STATED PROBLEM →
In the entries that follow, identify the line containing "Convert this document image to plain text." and return it together with all later lines, exactly as they appear.

START

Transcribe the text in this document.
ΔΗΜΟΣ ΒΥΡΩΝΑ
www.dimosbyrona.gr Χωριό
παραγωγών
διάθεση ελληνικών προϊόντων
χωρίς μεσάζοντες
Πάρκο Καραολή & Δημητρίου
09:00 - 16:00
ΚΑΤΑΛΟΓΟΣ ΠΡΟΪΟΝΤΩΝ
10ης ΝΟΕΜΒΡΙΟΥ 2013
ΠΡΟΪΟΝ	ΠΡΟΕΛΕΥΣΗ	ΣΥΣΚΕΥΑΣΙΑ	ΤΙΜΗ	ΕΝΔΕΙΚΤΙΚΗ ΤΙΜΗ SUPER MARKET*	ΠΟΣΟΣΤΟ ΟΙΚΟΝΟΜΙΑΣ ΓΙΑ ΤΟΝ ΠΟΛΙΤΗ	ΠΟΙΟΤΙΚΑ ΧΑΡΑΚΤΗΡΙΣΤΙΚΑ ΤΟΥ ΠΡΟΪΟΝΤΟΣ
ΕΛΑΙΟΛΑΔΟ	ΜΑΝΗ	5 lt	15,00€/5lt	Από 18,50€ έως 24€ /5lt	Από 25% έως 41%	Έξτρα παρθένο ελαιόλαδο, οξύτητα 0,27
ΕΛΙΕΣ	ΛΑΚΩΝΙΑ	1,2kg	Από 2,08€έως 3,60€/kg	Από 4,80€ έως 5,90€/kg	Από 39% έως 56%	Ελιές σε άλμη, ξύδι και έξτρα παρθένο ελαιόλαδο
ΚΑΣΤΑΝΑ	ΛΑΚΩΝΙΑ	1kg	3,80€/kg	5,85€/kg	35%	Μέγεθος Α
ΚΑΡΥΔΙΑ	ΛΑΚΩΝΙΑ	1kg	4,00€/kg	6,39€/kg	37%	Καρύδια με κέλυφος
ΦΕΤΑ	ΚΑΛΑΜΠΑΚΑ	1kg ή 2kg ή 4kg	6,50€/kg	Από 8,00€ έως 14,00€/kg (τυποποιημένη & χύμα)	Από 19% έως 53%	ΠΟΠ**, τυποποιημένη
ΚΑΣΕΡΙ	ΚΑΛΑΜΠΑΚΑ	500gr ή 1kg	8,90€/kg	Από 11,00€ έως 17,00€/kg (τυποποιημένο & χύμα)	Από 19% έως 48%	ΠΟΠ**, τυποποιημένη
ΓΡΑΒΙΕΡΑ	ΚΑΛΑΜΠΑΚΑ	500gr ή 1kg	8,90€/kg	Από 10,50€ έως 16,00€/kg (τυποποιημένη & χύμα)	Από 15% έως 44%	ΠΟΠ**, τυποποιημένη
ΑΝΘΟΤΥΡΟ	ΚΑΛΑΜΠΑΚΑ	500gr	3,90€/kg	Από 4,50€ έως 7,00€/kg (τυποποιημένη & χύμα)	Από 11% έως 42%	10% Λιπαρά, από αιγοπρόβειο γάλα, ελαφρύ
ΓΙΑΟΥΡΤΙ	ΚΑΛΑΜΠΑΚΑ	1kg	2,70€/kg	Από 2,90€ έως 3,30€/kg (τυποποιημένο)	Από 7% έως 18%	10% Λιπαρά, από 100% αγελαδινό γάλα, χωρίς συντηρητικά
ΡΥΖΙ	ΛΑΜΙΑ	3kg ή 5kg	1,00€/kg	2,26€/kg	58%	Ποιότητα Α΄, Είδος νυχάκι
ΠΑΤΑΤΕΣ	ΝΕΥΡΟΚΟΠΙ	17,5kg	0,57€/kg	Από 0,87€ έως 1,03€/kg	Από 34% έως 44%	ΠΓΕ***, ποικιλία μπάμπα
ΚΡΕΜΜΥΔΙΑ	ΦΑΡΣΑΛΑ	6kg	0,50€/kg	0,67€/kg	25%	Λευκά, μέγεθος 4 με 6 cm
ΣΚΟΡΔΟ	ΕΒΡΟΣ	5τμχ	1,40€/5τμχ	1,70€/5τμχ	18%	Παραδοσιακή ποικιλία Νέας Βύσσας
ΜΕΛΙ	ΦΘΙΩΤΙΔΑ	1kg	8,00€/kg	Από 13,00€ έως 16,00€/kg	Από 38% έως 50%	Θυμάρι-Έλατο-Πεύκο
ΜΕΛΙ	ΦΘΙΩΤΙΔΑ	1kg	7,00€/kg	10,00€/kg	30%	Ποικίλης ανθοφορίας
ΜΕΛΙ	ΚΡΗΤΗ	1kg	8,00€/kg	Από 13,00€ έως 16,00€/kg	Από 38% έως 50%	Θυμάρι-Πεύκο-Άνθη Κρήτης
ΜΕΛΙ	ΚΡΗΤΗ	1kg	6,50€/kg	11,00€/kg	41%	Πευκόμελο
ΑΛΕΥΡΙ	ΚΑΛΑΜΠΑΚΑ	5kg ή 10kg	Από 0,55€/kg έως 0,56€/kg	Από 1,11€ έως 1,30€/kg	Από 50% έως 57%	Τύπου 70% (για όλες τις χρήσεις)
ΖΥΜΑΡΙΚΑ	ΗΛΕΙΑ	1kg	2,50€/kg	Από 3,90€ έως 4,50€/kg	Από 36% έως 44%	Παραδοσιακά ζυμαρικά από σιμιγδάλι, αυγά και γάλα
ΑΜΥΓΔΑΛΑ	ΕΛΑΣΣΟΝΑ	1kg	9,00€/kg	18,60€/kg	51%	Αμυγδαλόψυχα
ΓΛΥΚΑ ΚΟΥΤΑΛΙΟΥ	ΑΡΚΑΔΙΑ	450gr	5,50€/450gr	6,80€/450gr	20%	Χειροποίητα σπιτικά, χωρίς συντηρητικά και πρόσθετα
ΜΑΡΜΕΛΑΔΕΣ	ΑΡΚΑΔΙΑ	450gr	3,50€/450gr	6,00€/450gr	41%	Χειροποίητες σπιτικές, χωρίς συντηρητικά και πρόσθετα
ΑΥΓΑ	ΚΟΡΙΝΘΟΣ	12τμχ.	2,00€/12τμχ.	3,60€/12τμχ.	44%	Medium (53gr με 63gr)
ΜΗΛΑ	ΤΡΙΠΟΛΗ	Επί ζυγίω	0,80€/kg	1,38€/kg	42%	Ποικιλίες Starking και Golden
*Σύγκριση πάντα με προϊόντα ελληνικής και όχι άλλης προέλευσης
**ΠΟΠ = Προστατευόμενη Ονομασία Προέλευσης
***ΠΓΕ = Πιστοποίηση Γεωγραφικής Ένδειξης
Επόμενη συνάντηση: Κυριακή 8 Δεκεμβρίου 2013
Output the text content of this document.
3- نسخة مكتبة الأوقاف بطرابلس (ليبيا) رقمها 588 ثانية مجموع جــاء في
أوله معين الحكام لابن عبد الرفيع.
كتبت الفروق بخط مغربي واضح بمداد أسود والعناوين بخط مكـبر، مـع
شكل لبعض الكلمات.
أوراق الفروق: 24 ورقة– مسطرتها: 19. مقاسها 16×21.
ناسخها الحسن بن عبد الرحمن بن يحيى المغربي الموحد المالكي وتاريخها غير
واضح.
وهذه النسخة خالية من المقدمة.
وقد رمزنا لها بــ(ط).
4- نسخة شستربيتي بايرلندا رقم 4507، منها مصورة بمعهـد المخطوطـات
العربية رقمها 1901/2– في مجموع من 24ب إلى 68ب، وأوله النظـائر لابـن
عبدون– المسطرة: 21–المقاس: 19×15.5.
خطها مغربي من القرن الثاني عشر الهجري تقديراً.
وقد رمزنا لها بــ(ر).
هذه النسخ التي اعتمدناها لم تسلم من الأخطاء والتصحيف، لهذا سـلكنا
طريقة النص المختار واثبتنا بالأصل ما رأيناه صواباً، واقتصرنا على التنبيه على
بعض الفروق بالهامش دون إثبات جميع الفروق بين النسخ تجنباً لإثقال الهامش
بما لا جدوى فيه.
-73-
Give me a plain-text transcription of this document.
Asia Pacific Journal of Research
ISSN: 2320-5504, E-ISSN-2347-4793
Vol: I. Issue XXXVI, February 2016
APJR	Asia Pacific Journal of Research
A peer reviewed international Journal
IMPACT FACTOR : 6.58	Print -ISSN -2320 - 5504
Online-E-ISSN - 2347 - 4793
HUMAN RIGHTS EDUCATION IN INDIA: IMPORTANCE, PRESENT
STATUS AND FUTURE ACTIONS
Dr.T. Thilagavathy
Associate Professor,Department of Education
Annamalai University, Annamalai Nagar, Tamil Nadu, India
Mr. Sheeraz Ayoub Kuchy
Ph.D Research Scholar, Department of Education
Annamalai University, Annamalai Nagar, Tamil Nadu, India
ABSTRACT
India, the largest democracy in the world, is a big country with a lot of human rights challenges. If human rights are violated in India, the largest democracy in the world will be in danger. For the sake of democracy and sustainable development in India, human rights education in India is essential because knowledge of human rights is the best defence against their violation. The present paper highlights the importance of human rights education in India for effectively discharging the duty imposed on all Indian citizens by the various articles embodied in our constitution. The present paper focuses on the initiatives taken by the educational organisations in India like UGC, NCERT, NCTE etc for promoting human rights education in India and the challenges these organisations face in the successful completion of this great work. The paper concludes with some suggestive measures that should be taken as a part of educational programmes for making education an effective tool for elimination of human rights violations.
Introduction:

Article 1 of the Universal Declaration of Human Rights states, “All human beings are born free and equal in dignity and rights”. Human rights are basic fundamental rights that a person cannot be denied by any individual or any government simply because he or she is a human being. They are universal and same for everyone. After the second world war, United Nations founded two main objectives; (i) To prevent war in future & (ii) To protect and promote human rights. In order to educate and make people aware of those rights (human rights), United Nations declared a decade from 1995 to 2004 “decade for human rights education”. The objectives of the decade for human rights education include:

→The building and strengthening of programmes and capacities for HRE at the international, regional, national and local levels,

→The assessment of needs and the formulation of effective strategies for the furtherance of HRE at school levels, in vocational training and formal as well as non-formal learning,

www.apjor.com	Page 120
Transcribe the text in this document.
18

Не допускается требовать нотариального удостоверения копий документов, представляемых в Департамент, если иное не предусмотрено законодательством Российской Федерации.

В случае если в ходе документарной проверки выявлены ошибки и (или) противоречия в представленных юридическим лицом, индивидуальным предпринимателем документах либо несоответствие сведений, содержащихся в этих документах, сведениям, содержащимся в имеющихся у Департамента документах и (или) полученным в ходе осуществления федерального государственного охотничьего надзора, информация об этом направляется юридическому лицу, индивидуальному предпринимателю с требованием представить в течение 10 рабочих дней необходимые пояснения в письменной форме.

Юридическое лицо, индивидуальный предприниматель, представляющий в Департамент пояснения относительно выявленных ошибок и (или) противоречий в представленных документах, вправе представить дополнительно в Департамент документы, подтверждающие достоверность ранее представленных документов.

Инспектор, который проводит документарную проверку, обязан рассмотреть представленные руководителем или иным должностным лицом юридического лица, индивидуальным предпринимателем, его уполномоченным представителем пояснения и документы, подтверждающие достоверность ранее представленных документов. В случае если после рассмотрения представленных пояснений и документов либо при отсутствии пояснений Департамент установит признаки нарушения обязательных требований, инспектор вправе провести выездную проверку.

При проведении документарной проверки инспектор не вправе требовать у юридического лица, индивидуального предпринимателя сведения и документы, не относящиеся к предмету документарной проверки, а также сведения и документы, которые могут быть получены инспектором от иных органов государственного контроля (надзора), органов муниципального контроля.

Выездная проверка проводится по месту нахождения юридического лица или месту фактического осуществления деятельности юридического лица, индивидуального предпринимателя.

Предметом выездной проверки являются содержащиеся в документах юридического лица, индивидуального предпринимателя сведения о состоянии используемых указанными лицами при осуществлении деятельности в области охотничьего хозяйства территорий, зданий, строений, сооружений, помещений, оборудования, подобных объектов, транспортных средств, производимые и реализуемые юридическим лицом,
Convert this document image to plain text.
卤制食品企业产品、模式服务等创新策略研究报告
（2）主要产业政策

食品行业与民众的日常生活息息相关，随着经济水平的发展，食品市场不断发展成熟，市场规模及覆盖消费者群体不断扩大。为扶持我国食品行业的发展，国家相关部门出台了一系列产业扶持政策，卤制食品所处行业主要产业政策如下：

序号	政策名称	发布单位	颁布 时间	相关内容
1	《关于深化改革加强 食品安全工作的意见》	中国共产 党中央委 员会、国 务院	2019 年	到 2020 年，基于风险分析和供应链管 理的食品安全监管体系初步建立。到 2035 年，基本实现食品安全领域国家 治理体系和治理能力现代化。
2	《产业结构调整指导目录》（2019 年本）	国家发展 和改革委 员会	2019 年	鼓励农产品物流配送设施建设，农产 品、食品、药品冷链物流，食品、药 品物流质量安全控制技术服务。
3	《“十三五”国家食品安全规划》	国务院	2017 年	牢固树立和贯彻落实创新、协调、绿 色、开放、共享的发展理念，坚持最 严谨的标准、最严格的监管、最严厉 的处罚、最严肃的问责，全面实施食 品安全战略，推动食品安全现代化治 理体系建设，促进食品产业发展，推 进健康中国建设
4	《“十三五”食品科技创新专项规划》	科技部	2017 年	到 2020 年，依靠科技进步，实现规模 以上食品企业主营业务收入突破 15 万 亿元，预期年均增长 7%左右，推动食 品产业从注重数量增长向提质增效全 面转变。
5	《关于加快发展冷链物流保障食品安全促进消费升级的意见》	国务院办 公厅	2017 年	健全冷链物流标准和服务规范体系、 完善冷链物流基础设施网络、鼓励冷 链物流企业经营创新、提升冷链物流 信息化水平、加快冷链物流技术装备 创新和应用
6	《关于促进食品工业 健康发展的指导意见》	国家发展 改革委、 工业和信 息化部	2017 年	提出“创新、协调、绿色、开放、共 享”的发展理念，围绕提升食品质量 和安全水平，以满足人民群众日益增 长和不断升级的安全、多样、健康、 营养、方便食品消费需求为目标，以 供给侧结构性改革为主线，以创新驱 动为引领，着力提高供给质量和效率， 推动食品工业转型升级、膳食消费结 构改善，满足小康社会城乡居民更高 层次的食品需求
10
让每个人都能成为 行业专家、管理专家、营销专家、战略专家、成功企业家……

END

WRITTEN RESPONSE →
Convert this document image to plain text.
卤制食品企业产品、模式服务等创新策略研究报告
（2）主要产业政策

食品行业与民众的日常生活息息相关，随着经济水平的发展，食品市场不断发展成熟，市场规模及覆盖消费者群体不断扩大。为扶持我国食品行业的发展，国家相关部门出台了一系列产业扶持政策，卤制食品所处行业主要产业政策如下：

序号	政策名称	发布单位	颁布 时间	相关内容
1	《关于深化改革加强 食品安全工作的意见》	中国共产 党中央委 员会、国 务院	2019 年	到 2020 年，基于风险分析和供应链管 理的食品安全监管体系初步建立。到 2035 年，基本实现食品安全领域国家 治理体系和治理能力现代化。
2	《产业结构调整指导目录》（2019 年本）	国家发展 和改革委 员会	2019 年	鼓励农产品物流配送设施建设，农产 品、食品、药品冷链物流，食品、药 品物流质量安全控制技术服务。
3	《“十三五”国家食品安全规划》	国务院	2017 年	牢固树立和贯彻落实创新、协调、绿 色、开放、共享的发展理念，坚持最 严谨的标准、最严格的监管、最严厉 的处罚、最严肃的问责，全面实施食 品安全战略，推动食品安全现代化治 理体系建设，促进食品产业发展，推 进健康中国建设
4	《“十三五”食品科技创新专项规划》	科技部	2017 年	到 2020 年，依靠科技进步，实现规模 以上食品企业主营业务收入突破 15 万 亿元，预期年均增长 7%左右，推动食 品产业从注重数量增长向提质增效全 面转变。
5	《关于加快发展冷链物流保障食品安全促进消费升级的意见》	国务院办 公厅	2017 年	健全冷链物流标准和服务规范体系、 完善冷链物流基础设施网络、鼓励冷 链物流企业经营创新、提升冷链物流 信息化水平、加快冷链物流技术装备 创新和应用
6	《关于促进食品工业 健康发展的指导意见》	国家发展 改革委、 工业和信 息化部	2017 年	提出“创新、协调、绿色、开放、共 享”的发展理念，围绕提升食品质量 和安全水平，以满足人民群众日益增 长和不断升级的安全、多样、健康、 营养、方便食品消费需求为目标，以 供给侧结构性改革为主线，以创新驱 动为引领，着力提高供给质量和效率， 推动食品工业转型升级、膳食消费结 构改善，满足小康社会城乡居民更高 层次的食品需求
10
让每个人都能成为 行业专家、管理专家、营销专家、战略专家、成功企业家……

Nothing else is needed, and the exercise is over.